→ Task directions
The records that follow need to be output exactly as they are.

---------- Exercise material

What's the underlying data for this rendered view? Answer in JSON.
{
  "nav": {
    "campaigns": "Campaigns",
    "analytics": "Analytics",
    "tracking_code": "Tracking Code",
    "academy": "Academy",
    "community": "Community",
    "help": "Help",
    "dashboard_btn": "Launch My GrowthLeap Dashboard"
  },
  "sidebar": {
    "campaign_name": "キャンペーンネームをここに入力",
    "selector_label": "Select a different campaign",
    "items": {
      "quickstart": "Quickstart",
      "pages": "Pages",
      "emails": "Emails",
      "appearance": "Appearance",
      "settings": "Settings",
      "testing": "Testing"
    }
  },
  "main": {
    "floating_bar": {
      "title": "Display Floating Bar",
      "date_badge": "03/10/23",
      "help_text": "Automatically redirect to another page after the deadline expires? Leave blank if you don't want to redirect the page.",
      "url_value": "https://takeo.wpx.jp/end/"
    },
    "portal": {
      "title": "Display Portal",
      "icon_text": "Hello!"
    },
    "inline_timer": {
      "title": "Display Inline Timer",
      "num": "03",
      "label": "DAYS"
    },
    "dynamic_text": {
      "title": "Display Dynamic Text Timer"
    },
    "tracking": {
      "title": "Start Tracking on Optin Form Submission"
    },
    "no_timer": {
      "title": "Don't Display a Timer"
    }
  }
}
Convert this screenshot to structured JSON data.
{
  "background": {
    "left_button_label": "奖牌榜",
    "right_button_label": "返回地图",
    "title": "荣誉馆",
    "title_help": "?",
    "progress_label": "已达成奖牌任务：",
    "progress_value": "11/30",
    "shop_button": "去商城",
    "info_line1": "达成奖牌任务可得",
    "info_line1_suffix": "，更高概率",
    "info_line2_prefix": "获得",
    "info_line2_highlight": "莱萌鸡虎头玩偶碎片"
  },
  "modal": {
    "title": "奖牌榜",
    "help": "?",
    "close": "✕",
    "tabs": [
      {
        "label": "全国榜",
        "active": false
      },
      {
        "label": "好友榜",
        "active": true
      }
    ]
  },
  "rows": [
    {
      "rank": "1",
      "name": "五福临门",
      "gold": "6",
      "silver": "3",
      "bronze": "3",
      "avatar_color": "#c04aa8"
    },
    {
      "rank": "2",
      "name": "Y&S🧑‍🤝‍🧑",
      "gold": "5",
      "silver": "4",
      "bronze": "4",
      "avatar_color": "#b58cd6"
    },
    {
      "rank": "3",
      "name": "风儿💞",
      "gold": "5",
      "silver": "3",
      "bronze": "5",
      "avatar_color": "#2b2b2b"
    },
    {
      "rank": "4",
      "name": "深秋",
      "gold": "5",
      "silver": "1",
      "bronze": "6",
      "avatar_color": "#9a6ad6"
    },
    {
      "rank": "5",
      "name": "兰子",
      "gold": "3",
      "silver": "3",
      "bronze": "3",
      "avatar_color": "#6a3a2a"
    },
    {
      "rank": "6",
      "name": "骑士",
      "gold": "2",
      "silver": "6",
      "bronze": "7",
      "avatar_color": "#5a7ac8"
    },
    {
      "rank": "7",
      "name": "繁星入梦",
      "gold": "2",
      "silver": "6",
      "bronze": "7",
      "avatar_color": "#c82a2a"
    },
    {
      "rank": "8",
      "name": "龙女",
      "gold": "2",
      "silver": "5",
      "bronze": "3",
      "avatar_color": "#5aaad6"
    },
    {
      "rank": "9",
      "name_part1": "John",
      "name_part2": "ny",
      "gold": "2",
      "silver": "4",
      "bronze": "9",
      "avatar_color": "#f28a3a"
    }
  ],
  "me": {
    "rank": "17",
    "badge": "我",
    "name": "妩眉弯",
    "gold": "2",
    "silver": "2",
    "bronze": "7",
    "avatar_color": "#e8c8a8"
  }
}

--------------------

→ Written answer
What's the underlying data for this rendered view? Answer in JSON.
{
  "nav": {
    "campaigns": "Campaigns",
    "analytics": "Analytics",
    "tracking_code": "Tracking Code",
    "academy": "Academy",
    "community": "Community",
    "help": "Help",
    "dashboard_btn": "Launch My GrowthLeap Dashboard"
  },
  "sidebar": {
    "campaign_name": "キャンペーンネームをここに入力",
    "selector_label": "Select a different campaign",
    "items": {
      "quickstart": "Quickstart",
      "pages": "Pages",
      "emails": "Emails",
      "appearance": "Appearance",
      "settings": "Settings",
      "testing": "Testing"
    }
  },
  "main": {
    "floating_bar": {
      "title": "Display Floating Bar",
      "date_badge": "03/10/23",
      "help_text": "Automatically redirect to another page after the deadline expires? Leave blank if you don't want to redirect the page.",
      "url_value": "https://takeo.wpx.jp/end/"
    },
    "portal": {
      "title": "Display Portal",
      "icon_text": "Hello!"
    },
    "inline_timer": {
      "title": "Display Inline Timer",
      "num": "03",
      "label": "DAYS"
    },
    "dynamic_text": {
      "title": "Display Dynamic Text Timer"
    },
    "tracking": {
      "title": "Start Tracking on Optin Form Submission"
    },
    "no_timer": {
      "title": "Don't Display a Timer"
    }
  }
}
Convert this screenshot to structured JSON data.
{
  "background": {
    "left_button_label": "奖牌榜",
    "right_button_label": "返回地图",
    "title": "荣誉馆",
    "title_help": "?",
    "progress_label": "已达成奖牌任务：",
    "progress_value": "11/30",
    "shop_button": "去商城",
    "info_line1": "达成奖牌任务可得",
    "info_line1_suffix": "，更高概率",
    "info_line2_prefix": "获得",
    "info_line2_highlight": "莱萌鸡虎头玩偶碎片"
  },
  "modal": {
    "title": "奖牌榜",
    "help": "?",
    "close": "✕",
    "tabs": [
      {
        "label": "全国榜",
        "active": false
      },
      {
        "label": "好友榜",
        "active": true
      }
    ]
  },
  "rows": [
    {
      "rank": "1",
      "name": "五福临门",
      "gold": "6",
      "silver": "3",
      "bronze": "3",
      "avatar_color": "#c04aa8"
    },
    {
      "rank": "2",
      "name": "Y&S🧑‍🤝‍🧑",
      "gold": "5",
      "silver": "4",
      "bronze": "4",
      "avatar_color": "#b58cd6"
    },
    {
      "rank": "3",
      "name": "风儿💞",
      "gold": "5",
      "silver": "3",
      "bronze": "5",
      "avatar_color": "#2b2b2b"
    },
    {
      "rank": "4",
      "name": "深秋",
      "gold": "5",
      "silver": "1",
      "bronze": "6",
      "avatar_color": "#9a6ad6"
    },
    {
      "rank": "5",
      "name": "兰子",
      "gold": "3",
      "silver": "3",
      "bronze": "3",
      "avatar_color": "#6a3a2a"
    },
    {
      "rank": "6",
      "name": "骑士",
      "gold": "2",
      "silver": "6",
      "bronze": "7",
      "avatar_color": "#5a7ac8"
    },
    {
      "rank": "7",
      "name": "繁星入梦",
      "gold": "2",
      "silver": "6",
      "bronze": "7",
      "avatar_color": "#c82a2a"
    },
    {
      "rank": "8",
      "name": "龙女",
      "gold": "2",
      "silver": "5",
      "bronze": "3",
      "avatar_color": "#5aaad6"
    },
    {
      "rank": "9",
      "name_part1": "John",
      "name_part2": "ny",
      "gold": "2",
      "silver": "4",
      "bronze": "9",
      "avatar_color": "#f28a3a"
    }
  ],
  "me": {
    "rank": "17",
    "badge": "我",
    "name": "妩眉弯",
    "gold": "2",
    "silver": "2",
    "bronze": "7",
    "avatar_color": "#e8c8a8"
  }
}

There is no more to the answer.